(Records from a data source)
# # # #

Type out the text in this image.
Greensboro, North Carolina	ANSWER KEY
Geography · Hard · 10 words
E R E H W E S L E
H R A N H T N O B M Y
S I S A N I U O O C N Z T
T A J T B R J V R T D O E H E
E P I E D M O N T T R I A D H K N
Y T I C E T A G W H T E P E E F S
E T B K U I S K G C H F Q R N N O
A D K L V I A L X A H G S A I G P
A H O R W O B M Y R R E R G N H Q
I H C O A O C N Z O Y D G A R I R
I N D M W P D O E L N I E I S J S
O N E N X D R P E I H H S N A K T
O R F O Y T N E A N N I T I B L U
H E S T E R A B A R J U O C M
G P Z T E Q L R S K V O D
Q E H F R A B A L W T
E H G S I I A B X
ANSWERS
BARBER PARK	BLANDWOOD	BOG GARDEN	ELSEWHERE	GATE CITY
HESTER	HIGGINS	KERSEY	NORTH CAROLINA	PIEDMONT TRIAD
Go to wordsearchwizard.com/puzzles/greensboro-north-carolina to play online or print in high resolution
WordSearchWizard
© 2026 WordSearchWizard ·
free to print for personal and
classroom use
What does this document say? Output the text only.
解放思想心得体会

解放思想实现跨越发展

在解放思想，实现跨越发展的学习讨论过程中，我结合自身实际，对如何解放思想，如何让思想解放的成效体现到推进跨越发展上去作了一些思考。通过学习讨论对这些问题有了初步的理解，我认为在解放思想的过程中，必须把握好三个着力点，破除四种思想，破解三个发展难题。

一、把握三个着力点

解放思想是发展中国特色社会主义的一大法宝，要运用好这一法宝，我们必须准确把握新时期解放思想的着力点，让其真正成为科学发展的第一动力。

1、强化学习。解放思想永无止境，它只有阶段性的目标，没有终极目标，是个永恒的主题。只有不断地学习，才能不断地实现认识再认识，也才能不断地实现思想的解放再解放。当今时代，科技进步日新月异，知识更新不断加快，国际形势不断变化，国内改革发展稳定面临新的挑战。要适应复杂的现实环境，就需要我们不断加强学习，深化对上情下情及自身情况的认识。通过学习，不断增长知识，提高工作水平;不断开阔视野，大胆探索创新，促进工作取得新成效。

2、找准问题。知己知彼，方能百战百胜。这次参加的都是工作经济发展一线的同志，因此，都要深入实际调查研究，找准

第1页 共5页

# # # #

Set task:
Return only the lines running from the line with "What does this" to the last line of the records, both included, exactly as written.

Full output:
What does this document say? Output the text only.
解放思想心得体会

解放思想实现跨越发展

在解放思想，实现跨越发展的学习讨论过程中，我结合自身实际，对如何解放思想，如何让思想解放的成效体现到推进跨越发展上去作了一些思考。通过学习讨论对这些问题有了初步的理解，我认为在解放思想的过程中，必须把握好三个着力点，破除四种思想，破解三个发展难题。

一、把握三个着力点

解放思想是发展中国特色社会主义的一大法宝，要运用好这一法宝，我们必须准确把握新时期解放思想的着力点，让其真正成为科学发展的第一动力。

1、强化学习。解放思想永无止境，它只有阶段性的目标，没有终极目标，是个永恒的主题。只有不断地学习，才能不断地实现认识再认识，也才能不断地实现思想的解放再解放。当今时代，科技进步日新月异，知识更新不断加快，国际形势不断变化，国内改革发展稳定面临新的挑战。要适应复杂的现实环境，就需要我们不断加强学习，深化对上情下情及自身情况的认识。通过学习，不断增长知识，提高工作水平;不断开阔视野，大胆探索创新，促进工作取得新成效。

2、找准问题。知己知彼，方能百战百胜。这次参加的都是工作经济发展一线的同志，因此，都要深入实际调查研究，找准

第1页 共5页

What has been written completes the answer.